→ Data to use:

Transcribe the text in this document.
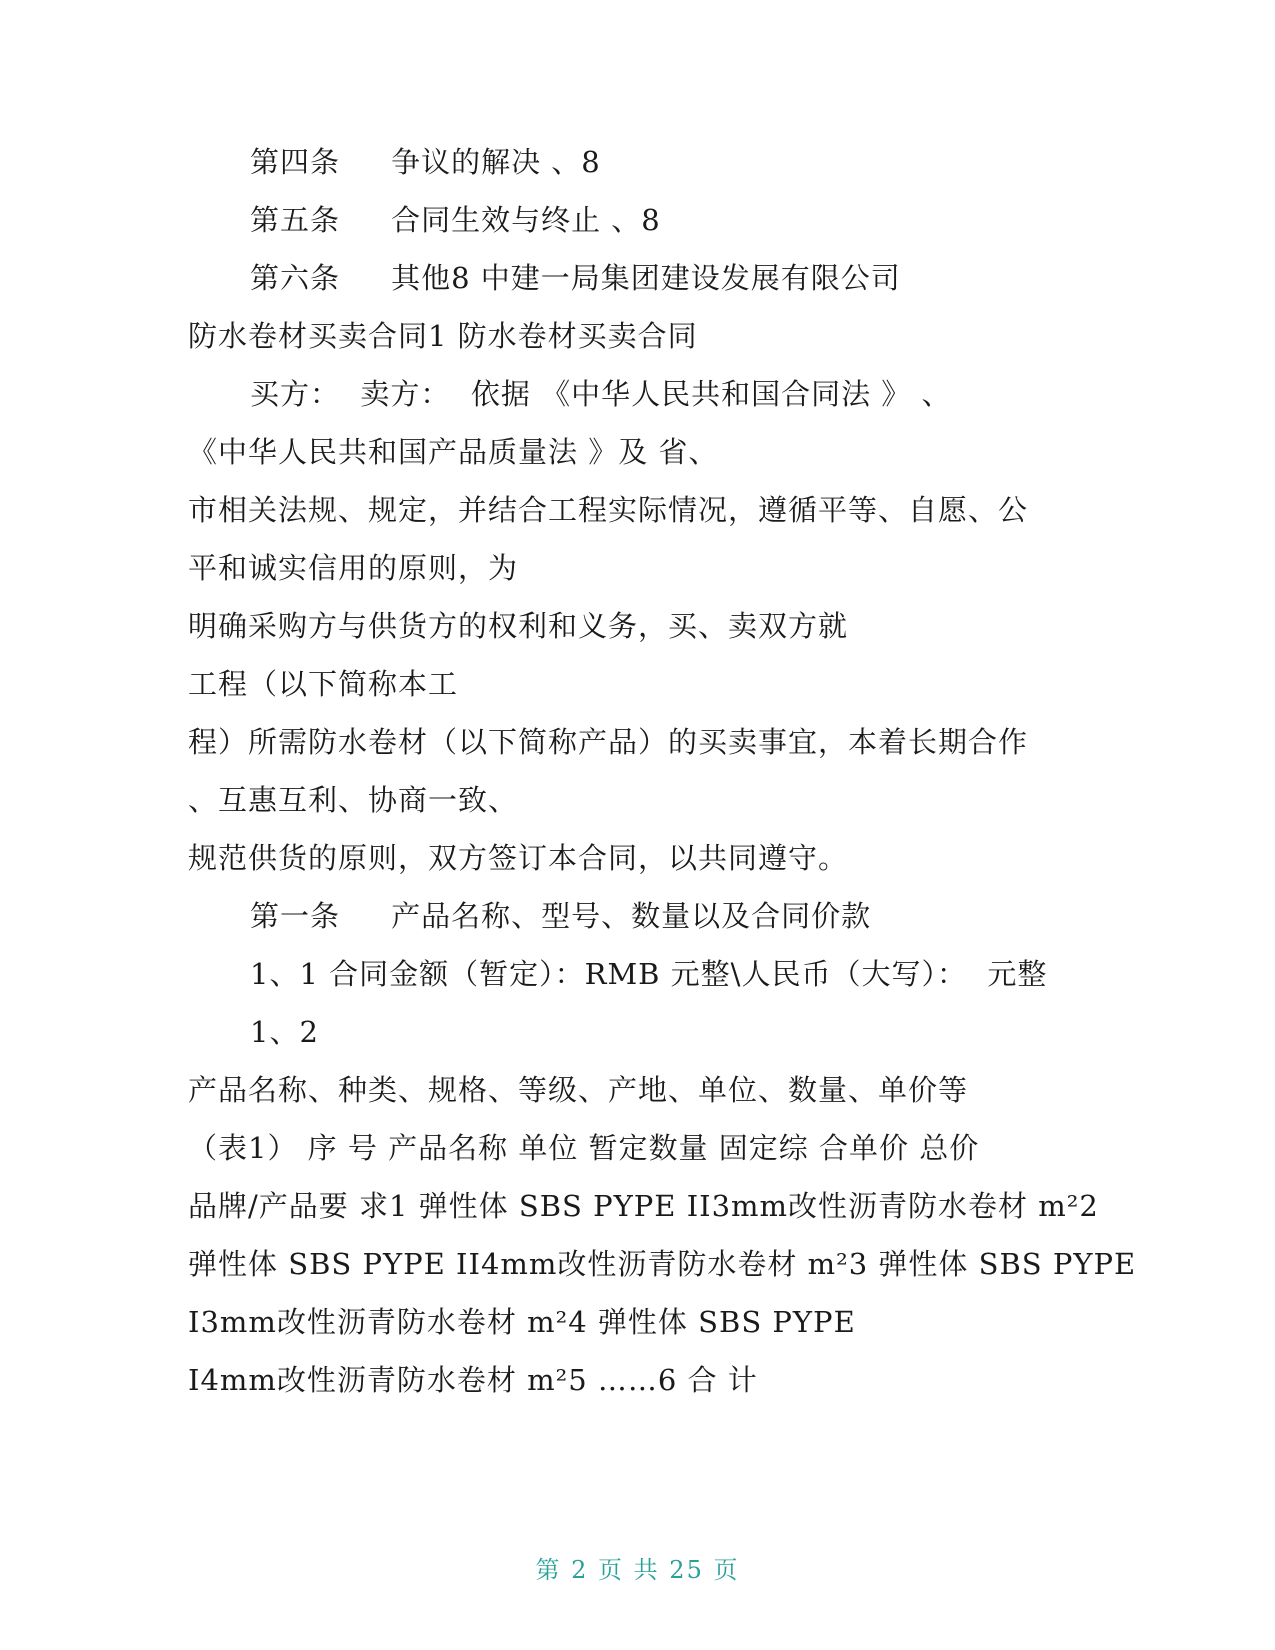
第四条     争议的解决 、8
第五条     合同生效与终止 、8
第六条     其他8 中建一局集团建设发展有限公司
防水卷材买卖合同1 防水卷材买卖合同
买方：  卖方：  依据 《中华人民共和国合同法 》 、
《中华人民共和国产品质量法 》及 省、
市相关法规、规定，并结合工程实际情况，遵循平等、自愿、公
平和诚实信用的原则，为
明确采购方与供货方的权利和义务，买、卖双方就
工程（以下简称本工
程）所需防水卷材（以下简称产品）的买卖事宜，本着长期合作
、互惠互利、协商一致、
规范供货的原则，双方签订本合同，以共同遵守。
第一条     产品名称、型号、数量以及合同价款
1、1 合同金额（暂定）：RMB 元整\人民币（大写）：  元整
1、2
产品名称、种类、规格、等级、产地、单位、数量、单价等
（表1） 序 号 产品名称 单位 暂定数量 固定综 合单价 总价
品牌/产品要 求1 弹性体 SBS PYPE II3mm改性沥青防水卷材 m²2
弹性体 SBS PYPE II4mm改性沥青防水卷材 m²3 弹性体 SBS PYPE
I3mm改性沥青防水卷材 m²4 弹性体 SBS PYPE
I4mm改性沥青防水卷材 m²5 ……6 合 计
第 2 页 共 25 页
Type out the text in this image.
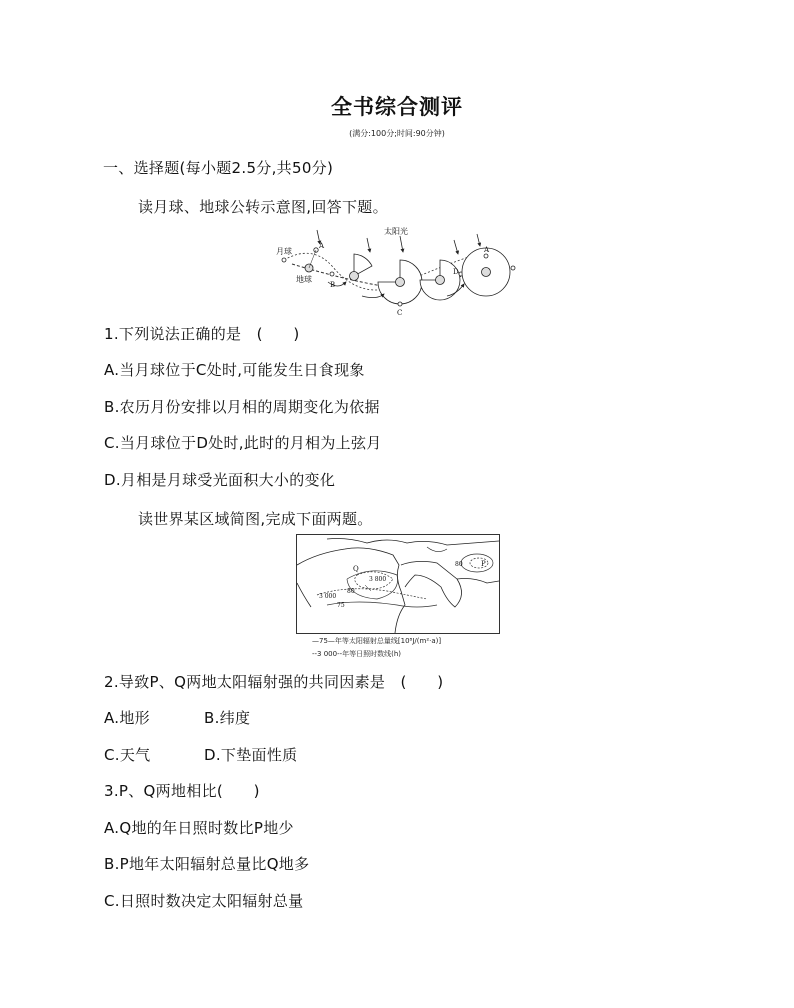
全书综合测评
(满分:100分;时间:90分钟)
一、选择题(每小题2.5分,共50分)
读月球、地球公转示意图,回答下题。
月球
地球
太阳光
A
B
C
D
A
1.下列说法正确的是　(　　)
A.当月球位于C处时,可能发生日食现象
B.农历月份安排以月相的周期变化为依据
C.当月球位于D处时,此时的月相为上弦月
D.月相是月球受光面积大小的变化
读世界某区域简图,完成下面两题。
Q
P
3 800
80
3 000
75
80
—75—年等太阳辐射总量线[10⁸J/(m²·a)]
--3 000--年等日照时数线(h)
2.导致P、Q两地太阳辐射强的共同因素是　(　　)
A.地形	B.纬度
C.天气	D.下垫面性质
3.P、Q两地相比(　　)
A.Q地的年日照时数比P地少
B.P地年太阳辐射总量比Q地多
C.日照时数决定太阳辐射总量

→ Exercise aim:
In the records above, how many lines include the string "text"? Answer with only the number.

→ Task solution:
2